GOAL: Reproduce all of the records exactly.

## Begin DATA RECORDS

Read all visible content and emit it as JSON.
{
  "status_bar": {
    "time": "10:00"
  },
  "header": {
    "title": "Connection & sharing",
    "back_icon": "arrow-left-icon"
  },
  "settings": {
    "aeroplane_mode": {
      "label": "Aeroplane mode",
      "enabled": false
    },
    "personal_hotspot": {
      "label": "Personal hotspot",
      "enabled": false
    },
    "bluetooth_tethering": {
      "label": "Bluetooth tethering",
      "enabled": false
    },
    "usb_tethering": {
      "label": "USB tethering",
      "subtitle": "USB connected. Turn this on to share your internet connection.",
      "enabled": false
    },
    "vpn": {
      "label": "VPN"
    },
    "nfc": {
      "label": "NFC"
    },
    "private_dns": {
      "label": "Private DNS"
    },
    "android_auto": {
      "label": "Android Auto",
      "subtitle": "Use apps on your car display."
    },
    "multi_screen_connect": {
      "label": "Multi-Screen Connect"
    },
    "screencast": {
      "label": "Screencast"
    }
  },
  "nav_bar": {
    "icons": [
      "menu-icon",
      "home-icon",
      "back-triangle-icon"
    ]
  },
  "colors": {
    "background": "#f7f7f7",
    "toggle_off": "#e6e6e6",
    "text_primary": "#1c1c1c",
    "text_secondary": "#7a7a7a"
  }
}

## End DATA RECORDS

SOLUTION:
Read all visible content and emit it as JSON.
{
  "status_bar": {
    "time": "10:00"
  },
  "header": {
    "title": "Connection & sharing",
    "back_icon": "arrow-left-icon"
  },
  "settings": {
    "aeroplane_mode": {
      "label": "Aeroplane mode",
      "enabled": false
    },
    "personal_hotspot": {
      "label": "Personal hotspot",
      "enabled": false
    },
    "bluetooth_tethering": {
      "label": "Bluetooth tethering",
      "enabled": false
    },
    "usb_tethering": {
      "label": "USB tethering",
      "subtitle": "USB connected. Turn this on to share your internet connection.",
      "enabled": false
    },
    "vpn": {
      "label": "VPN"
    },
    "nfc": {
      "label": "NFC"
    },
    "private_dns": {
      "label": "Private DNS"
    },
    "android_auto": {
      "label": "Android Auto",
      "subtitle": "Use apps on your car display."
    },
    "multi_screen_connect": {
      "label": "Multi-Screen Connect"
    },
    "screencast": {
      "label": "Screencast"
    }
  },
  "nav_bar": {
    "icons": [
      "menu-icon",
      "home-icon",
      "back-triangle-icon"
    ]
  },
  "colors": {
    "background": "#f7f7f7",
    "toggle_off": "#e6e6e6",
    "text_primary": "#1c1c1c",
    "text_secondary": "#7a7a7a"
  }
}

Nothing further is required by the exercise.